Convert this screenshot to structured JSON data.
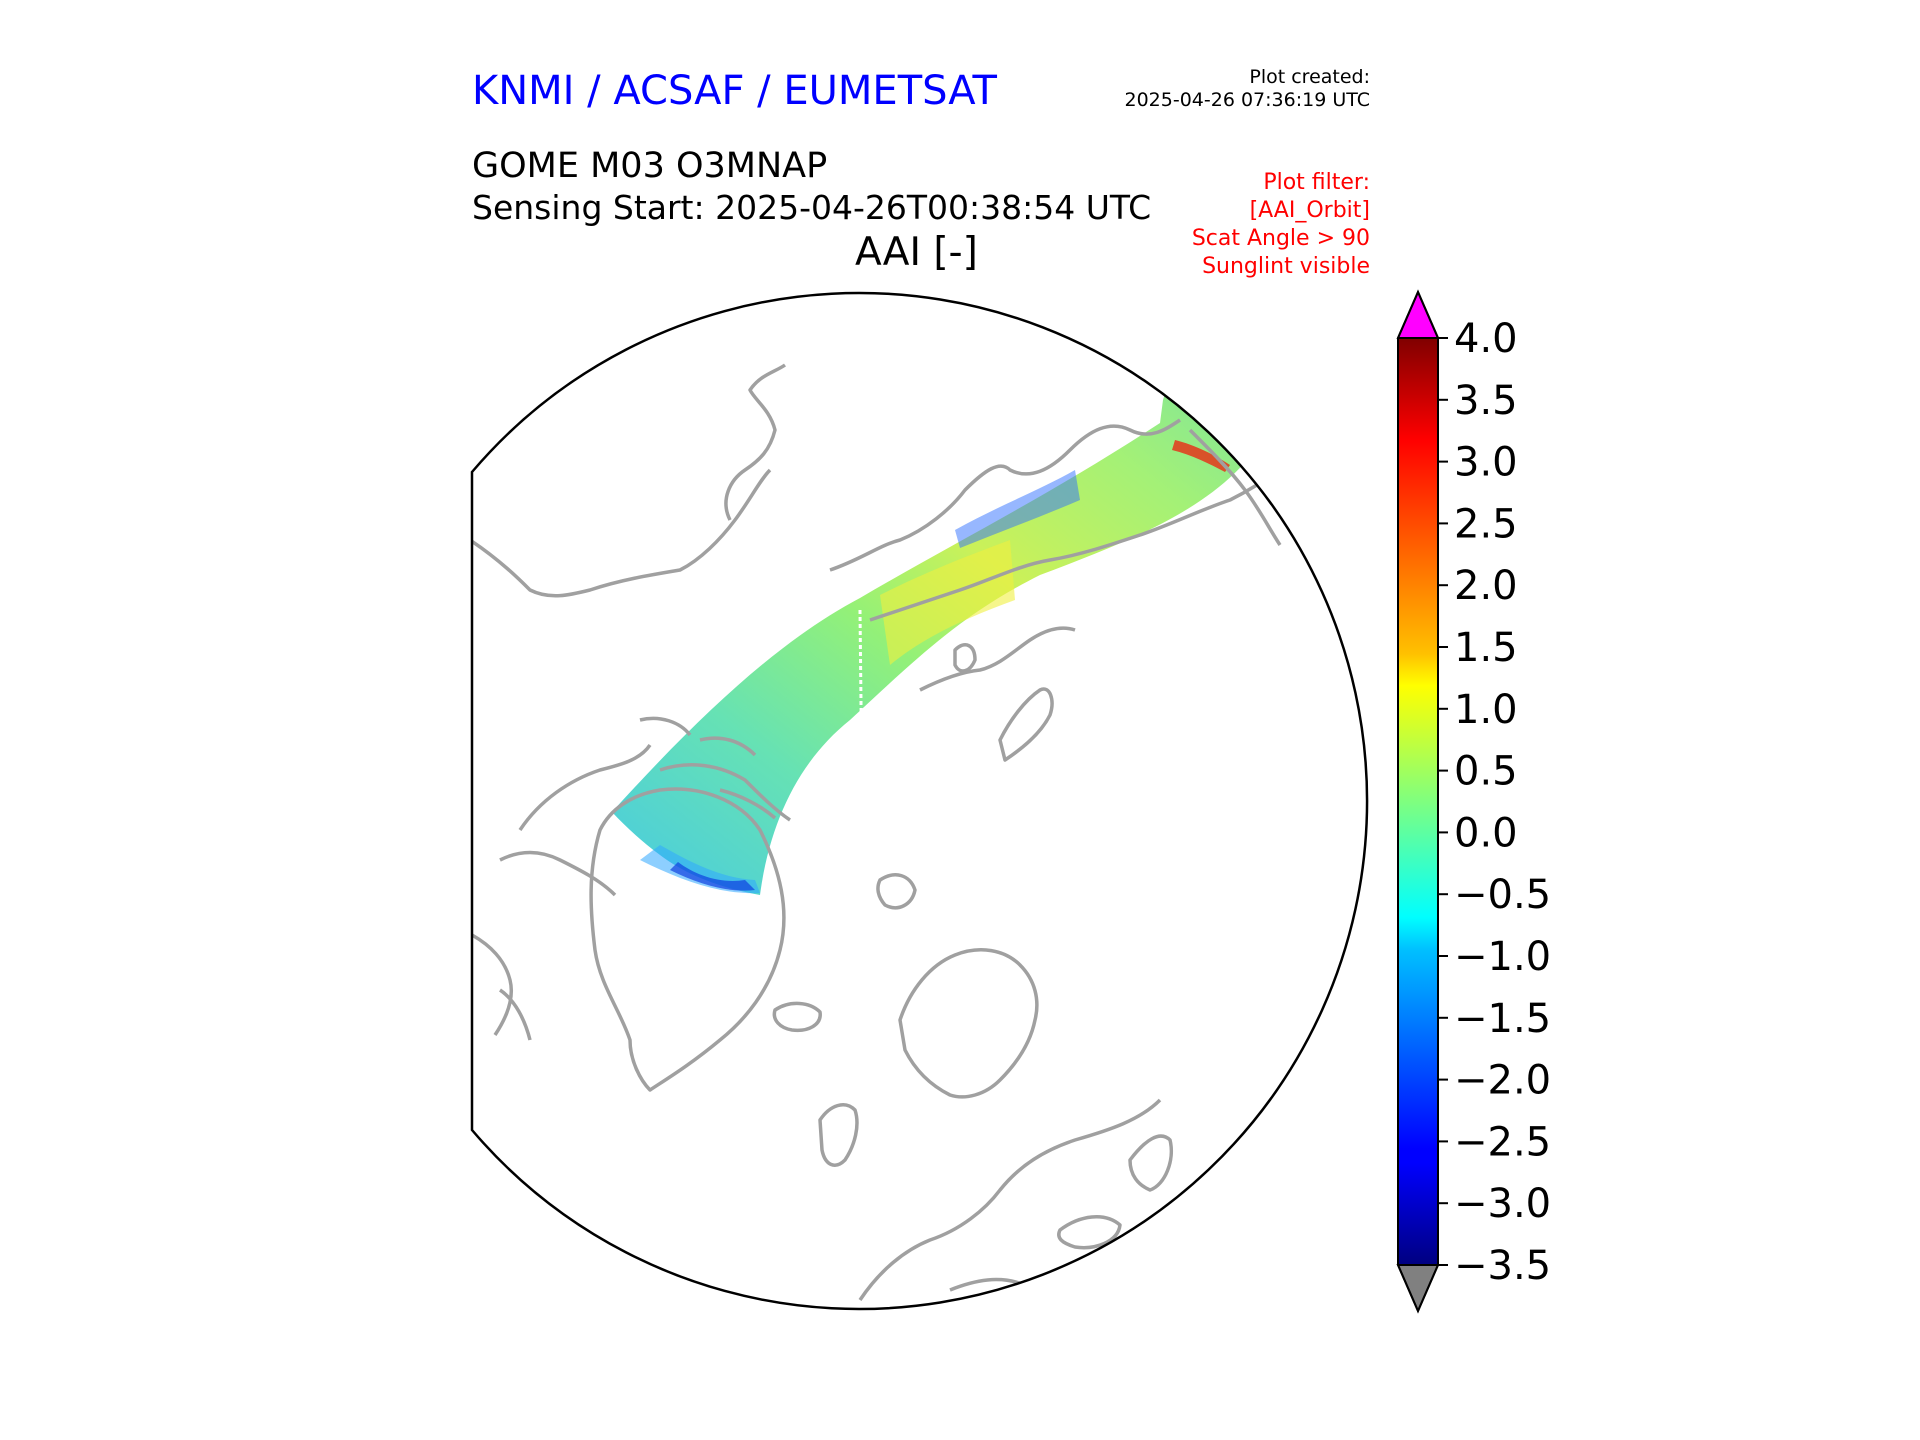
{
  "header": {
    "org_title": "KNMI / ACSAF / EUMETSAT",
    "created_label": "Plot created:",
    "created_time": "2025-04-26 07:36:19 UTC",
    "product": "GOME M03 O3MNAP",
    "sensing_start": "Sensing Start: 2025-04-26T00:38:54 UTC",
    "variable": "AAI [-]"
  },
  "filter": {
    "lines": [
      "Plot filter:",
      "[AAI_Orbit]",
      "Scat Angle > 90",
      "Sunglint visible"
    ]
  },
  "colorbar": {
    "min": -3.5,
    "max": 4.0,
    "ticks": [
      "4.0",
      "3.5",
      "3.0",
      "2.5",
      "2.0",
      "1.5",
      "1.0",
      "0.5",
      "0.0",
      "−0.5",
      "−1.0",
      "−1.5",
      "−2.0",
      "−2.5",
      "−3.0",
      "−3.5"
    ],
    "tick_values": [
      4.0,
      3.5,
      3.0,
      2.5,
      2.0,
      1.5,
      1.0,
      0.5,
      0.0,
      -0.5,
      -1.0,
      -1.5,
      -2.0,
      -2.5,
      -3.0,
      -3.5
    ],
    "over_color": "#ff00ff",
    "under_color": "#808080",
    "colormap": "jet"
  },
  "map": {
    "projection": "north-polar-stereographic",
    "coastline_color": "#a0a0a0",
    "swath_colors": [
      "#3ec8e0",
      "#5ee0a8",
      "#9cf068",
      "#e0f040",
      "#30a0ff"
    ]
  }
}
══════════════════════════════
■ **PROBLEM REQUIREMENTS**: Write out every line of the data that holds the word "Plot".

■ **RESPONSE FOR THIS EXERCISE**:
    "created_label": "Plot created:",
      "Plot filter:",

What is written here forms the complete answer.